_Directive_: Show each line that has the string "page" in it.

***** Exercise inputs *****

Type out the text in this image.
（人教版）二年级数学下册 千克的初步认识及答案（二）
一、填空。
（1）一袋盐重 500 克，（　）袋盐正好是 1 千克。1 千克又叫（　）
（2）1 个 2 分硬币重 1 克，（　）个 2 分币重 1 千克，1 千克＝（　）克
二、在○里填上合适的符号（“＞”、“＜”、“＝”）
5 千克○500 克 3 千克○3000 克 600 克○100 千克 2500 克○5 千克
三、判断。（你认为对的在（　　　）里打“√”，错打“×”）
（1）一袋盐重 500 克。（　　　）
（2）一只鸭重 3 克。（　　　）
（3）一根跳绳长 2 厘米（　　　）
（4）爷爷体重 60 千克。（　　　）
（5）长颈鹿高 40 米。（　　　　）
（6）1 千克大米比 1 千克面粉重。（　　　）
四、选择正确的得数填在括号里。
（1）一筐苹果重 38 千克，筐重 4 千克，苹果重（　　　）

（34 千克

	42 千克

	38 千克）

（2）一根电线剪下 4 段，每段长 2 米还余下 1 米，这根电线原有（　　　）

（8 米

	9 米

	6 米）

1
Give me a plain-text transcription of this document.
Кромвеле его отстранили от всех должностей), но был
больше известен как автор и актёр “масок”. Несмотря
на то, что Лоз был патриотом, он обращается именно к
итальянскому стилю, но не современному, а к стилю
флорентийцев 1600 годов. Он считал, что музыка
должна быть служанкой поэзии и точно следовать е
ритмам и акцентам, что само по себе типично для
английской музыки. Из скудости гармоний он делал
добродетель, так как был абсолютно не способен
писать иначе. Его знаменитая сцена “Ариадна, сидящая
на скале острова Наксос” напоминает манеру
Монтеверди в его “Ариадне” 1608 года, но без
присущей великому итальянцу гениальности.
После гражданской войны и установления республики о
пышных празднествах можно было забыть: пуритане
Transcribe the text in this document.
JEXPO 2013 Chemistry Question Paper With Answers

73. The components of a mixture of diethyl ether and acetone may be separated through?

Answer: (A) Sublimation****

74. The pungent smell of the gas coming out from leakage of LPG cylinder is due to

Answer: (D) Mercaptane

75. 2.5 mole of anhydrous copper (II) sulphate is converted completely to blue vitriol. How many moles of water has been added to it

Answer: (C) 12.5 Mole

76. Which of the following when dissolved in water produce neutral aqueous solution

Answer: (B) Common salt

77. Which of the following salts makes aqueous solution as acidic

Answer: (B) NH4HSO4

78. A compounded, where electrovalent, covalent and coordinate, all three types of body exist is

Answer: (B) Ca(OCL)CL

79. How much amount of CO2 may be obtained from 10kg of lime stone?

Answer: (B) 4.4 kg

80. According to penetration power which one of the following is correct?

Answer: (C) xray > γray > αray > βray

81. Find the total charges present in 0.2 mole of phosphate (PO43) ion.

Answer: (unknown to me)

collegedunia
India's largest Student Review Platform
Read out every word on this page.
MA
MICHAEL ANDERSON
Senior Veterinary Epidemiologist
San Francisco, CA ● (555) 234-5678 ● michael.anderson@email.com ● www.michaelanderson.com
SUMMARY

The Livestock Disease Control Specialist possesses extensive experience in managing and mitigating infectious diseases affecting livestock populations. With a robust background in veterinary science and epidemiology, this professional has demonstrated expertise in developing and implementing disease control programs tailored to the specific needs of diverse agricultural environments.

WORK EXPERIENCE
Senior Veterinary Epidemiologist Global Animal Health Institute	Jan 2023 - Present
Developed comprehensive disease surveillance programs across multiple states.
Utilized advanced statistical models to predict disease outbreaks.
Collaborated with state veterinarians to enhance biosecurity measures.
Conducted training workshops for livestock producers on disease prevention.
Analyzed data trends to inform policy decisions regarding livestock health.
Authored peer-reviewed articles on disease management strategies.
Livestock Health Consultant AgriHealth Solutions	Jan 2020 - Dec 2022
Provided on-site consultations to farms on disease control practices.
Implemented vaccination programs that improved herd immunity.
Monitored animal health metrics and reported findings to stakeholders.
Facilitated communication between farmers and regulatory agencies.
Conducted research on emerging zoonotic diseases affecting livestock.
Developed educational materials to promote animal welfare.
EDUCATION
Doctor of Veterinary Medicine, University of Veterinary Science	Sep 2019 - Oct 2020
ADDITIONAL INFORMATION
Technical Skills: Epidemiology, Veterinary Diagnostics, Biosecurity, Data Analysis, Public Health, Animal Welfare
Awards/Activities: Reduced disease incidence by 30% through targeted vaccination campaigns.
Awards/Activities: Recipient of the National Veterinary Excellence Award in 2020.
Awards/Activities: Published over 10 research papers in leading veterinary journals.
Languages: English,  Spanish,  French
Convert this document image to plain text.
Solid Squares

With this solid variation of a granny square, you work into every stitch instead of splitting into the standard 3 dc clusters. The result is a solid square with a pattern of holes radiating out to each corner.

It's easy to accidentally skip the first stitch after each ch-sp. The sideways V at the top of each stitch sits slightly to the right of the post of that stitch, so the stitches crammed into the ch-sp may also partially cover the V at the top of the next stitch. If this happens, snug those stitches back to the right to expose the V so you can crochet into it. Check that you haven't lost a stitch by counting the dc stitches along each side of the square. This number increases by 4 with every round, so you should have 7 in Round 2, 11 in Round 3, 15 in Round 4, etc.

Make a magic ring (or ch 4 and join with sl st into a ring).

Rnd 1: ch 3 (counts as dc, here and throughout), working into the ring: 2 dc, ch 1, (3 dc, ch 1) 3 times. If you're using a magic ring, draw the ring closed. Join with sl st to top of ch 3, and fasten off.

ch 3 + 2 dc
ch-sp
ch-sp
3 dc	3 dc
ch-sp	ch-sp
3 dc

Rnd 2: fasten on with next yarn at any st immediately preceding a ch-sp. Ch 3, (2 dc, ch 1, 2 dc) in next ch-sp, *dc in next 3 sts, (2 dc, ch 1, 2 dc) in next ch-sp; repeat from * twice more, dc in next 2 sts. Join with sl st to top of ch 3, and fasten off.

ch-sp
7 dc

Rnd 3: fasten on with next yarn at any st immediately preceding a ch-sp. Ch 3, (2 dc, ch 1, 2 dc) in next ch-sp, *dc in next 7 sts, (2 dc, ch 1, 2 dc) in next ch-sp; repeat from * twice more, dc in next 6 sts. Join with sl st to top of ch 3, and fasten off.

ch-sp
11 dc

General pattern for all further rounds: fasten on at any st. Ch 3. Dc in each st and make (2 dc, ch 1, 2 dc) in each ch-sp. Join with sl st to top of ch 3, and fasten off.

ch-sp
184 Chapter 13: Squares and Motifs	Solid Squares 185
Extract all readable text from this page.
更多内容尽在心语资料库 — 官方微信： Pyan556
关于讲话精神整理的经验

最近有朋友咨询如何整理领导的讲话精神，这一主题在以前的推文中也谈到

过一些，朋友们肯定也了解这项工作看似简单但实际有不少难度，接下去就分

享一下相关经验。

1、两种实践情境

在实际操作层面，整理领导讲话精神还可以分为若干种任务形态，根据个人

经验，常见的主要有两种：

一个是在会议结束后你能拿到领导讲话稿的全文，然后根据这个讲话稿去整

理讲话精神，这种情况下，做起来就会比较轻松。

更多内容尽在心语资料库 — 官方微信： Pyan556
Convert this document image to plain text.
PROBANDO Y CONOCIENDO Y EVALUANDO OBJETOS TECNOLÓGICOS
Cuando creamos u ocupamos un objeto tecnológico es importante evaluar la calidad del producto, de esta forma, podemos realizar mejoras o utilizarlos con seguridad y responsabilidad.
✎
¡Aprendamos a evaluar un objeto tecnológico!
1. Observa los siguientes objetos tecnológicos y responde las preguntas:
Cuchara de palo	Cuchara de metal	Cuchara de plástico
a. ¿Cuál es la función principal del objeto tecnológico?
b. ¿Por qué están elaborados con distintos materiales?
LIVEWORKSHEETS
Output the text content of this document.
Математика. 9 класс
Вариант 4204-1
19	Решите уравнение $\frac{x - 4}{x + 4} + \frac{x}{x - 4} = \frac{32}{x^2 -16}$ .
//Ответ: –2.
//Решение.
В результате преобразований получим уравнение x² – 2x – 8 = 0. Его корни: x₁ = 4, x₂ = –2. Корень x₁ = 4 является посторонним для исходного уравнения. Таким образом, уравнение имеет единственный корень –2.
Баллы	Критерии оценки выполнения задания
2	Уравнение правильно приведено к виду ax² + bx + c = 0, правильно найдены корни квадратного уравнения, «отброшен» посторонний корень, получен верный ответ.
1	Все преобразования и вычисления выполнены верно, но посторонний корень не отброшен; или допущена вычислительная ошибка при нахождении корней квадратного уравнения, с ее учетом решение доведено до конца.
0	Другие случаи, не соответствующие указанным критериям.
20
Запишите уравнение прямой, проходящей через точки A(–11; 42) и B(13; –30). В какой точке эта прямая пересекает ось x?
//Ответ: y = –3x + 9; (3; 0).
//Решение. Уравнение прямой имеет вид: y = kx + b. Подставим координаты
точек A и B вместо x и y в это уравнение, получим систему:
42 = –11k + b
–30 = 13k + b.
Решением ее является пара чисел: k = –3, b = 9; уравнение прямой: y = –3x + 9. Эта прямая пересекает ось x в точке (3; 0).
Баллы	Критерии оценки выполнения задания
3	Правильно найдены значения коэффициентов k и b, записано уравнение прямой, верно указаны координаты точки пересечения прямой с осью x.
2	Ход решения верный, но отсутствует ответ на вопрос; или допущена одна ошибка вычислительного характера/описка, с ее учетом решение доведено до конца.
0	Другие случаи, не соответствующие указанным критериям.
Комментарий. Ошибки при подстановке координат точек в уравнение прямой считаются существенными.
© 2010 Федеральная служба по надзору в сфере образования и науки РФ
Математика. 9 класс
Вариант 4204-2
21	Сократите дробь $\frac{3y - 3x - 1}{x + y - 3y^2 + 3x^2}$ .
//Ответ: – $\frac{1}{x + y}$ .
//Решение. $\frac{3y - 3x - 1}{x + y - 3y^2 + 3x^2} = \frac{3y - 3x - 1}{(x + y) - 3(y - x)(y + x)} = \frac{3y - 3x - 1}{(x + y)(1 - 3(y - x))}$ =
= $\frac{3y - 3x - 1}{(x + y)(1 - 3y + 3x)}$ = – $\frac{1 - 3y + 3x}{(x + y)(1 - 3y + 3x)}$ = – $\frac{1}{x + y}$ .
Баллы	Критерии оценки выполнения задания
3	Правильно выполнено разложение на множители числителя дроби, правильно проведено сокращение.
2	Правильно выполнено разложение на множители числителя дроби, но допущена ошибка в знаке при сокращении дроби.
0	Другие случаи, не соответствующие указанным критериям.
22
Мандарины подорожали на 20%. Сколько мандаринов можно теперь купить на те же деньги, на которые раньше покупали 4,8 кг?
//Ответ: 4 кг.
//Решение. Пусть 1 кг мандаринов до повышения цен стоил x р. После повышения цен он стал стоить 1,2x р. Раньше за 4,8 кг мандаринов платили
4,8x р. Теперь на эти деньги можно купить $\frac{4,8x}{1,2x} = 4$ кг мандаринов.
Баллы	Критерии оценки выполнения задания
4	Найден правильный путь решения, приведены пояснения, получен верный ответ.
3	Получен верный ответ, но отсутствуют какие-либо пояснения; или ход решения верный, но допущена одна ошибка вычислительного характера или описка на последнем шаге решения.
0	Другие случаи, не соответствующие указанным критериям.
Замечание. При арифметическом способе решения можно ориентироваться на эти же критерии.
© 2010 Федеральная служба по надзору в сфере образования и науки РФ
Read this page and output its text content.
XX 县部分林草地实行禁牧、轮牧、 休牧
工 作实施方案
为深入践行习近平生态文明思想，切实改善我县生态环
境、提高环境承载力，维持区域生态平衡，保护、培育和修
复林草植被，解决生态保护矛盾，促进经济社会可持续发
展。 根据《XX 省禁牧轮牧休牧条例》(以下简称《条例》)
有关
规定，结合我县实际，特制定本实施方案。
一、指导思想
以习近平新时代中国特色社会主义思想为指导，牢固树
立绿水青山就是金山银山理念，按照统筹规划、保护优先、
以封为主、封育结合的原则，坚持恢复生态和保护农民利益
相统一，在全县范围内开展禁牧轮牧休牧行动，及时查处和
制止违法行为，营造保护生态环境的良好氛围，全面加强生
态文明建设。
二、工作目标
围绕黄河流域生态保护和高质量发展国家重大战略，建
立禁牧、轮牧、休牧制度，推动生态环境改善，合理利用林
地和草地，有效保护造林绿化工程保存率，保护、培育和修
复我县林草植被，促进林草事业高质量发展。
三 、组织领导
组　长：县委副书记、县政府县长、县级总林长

*****

_Exercise response_:
Read out every word on this page.
Extract all readable text from this page.
Read this page and output its text content.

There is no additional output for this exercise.